DATA FOR THIS TASK:
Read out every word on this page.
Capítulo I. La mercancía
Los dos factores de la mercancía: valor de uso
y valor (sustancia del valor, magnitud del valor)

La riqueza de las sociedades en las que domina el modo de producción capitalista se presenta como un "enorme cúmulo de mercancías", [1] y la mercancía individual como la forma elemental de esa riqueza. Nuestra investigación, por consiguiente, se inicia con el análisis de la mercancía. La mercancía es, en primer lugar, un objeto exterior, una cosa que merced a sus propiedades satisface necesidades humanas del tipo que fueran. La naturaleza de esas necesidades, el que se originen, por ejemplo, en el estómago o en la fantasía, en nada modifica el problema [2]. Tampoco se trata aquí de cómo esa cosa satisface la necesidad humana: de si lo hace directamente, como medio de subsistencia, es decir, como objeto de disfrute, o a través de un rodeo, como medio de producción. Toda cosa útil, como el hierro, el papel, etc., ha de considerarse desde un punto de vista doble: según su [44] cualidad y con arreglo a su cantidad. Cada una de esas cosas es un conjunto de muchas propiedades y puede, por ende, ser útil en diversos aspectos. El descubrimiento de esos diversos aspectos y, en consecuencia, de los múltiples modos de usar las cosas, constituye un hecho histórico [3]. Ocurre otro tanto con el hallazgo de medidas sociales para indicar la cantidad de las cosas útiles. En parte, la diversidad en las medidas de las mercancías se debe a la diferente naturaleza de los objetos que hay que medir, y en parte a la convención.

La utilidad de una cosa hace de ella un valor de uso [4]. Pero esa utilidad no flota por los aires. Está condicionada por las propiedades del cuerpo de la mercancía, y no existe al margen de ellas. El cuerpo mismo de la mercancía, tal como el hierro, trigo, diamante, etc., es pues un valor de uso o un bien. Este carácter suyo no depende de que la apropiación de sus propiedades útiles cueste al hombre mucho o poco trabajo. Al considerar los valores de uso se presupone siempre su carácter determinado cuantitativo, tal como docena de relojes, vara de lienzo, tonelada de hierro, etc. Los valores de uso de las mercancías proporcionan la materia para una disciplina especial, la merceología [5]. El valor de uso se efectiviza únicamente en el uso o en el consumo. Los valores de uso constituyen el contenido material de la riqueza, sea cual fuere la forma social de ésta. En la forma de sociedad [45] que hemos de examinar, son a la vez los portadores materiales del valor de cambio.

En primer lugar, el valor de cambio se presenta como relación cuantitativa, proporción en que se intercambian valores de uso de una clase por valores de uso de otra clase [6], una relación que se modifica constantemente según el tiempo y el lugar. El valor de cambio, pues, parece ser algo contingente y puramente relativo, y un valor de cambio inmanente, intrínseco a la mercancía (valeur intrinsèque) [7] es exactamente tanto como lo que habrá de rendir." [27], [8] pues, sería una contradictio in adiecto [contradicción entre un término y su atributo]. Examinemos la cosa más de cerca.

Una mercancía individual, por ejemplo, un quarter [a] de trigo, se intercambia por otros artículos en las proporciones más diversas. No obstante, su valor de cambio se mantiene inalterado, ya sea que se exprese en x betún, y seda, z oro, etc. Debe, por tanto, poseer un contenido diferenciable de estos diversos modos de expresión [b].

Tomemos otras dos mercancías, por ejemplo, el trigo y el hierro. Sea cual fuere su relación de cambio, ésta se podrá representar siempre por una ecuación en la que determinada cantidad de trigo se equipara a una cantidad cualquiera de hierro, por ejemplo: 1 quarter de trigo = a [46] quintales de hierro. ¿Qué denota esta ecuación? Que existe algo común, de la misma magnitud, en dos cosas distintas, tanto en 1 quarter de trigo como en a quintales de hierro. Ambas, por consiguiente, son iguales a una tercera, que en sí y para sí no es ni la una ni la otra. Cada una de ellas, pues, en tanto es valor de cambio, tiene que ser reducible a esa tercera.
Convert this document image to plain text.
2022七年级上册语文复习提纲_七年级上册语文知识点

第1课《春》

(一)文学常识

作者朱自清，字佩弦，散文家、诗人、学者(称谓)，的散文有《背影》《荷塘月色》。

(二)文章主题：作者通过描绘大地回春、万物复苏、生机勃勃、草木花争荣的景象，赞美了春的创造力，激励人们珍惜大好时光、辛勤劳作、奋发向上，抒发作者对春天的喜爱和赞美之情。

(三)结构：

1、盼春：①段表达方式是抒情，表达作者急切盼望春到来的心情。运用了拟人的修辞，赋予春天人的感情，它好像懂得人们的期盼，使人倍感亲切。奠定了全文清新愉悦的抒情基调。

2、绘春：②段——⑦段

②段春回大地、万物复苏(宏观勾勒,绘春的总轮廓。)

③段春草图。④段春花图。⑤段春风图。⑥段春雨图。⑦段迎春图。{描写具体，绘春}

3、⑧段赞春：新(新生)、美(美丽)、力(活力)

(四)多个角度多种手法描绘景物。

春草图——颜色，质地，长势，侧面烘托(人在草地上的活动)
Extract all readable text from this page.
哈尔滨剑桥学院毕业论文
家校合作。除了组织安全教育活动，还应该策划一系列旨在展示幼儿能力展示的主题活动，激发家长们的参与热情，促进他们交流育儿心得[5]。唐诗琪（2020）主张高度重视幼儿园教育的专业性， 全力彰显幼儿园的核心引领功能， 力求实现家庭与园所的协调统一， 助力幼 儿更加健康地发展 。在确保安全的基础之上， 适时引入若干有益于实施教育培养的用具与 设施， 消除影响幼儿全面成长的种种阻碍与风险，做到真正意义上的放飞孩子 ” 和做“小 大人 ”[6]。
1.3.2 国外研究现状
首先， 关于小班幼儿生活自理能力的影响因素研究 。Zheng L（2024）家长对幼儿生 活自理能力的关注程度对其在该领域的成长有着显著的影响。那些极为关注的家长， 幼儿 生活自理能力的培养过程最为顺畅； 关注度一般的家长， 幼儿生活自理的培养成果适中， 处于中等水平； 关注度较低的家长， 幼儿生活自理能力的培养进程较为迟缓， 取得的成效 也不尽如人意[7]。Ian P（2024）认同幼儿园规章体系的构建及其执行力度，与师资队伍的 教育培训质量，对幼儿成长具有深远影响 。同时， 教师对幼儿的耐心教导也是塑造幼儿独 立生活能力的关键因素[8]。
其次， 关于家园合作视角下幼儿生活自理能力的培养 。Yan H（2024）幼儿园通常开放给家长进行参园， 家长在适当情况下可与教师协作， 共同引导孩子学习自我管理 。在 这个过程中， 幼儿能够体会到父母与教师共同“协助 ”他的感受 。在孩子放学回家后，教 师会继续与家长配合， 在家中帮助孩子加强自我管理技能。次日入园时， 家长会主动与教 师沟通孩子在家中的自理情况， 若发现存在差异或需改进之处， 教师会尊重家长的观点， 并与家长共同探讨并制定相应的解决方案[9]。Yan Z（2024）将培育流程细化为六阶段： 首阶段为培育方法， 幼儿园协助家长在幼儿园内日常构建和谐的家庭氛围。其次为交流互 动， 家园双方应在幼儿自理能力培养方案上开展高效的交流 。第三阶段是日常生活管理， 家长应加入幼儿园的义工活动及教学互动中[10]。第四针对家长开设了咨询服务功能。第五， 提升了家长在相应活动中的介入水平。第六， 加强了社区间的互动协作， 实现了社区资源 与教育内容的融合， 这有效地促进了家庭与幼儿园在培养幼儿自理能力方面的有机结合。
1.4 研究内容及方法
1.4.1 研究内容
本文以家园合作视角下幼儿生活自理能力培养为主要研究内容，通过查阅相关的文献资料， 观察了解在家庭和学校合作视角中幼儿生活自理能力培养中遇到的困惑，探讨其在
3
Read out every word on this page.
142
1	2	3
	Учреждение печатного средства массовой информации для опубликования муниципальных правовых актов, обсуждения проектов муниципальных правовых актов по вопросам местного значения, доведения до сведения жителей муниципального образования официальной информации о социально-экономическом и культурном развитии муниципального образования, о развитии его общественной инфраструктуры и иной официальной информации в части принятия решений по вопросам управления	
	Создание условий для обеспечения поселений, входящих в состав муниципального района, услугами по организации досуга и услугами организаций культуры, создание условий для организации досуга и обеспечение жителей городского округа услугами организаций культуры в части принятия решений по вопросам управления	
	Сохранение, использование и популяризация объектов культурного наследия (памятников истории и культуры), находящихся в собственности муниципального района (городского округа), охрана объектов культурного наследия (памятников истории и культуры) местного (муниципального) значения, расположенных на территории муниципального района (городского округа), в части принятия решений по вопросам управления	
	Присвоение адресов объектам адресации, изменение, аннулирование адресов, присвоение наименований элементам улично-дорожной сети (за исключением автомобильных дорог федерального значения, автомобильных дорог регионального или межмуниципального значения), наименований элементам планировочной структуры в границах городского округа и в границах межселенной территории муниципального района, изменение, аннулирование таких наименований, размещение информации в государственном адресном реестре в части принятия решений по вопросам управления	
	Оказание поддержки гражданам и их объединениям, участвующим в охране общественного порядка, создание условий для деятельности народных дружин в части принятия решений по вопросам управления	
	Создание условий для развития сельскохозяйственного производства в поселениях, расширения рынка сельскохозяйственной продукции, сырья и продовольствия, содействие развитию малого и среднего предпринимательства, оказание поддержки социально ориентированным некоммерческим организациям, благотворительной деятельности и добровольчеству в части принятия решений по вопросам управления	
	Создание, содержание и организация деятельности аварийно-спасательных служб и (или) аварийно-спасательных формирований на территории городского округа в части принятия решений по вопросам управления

REQUIRED TASK: For this exercise, gather every line of the data that contains the word "местного".

FULL ANSWER:
	Учреждение печатного средства массовой информации для опубликования муниципальных правовых актов, обсуждения проектов муниципальных правовых актов по вопросам местного значения, доведения до сведения жителей муниципального образования официальной информации о социально-экономическом и культурном развитии муниципального образования, о развитии его общественной инфраструктуры и иной официальной информации в части принятия решений по вопросам управления	
	Сохранение, использование и популяризация объектов культурного наследия (памятников истории и культуры), находящихся в собственности муниципального района (городского округа), охрана объектов культурного наследия (памятников истории и культуры) местного (муниципального) значения, расположенных на территории муниципального района (городского округа), в части принятия решений по вопросам управления	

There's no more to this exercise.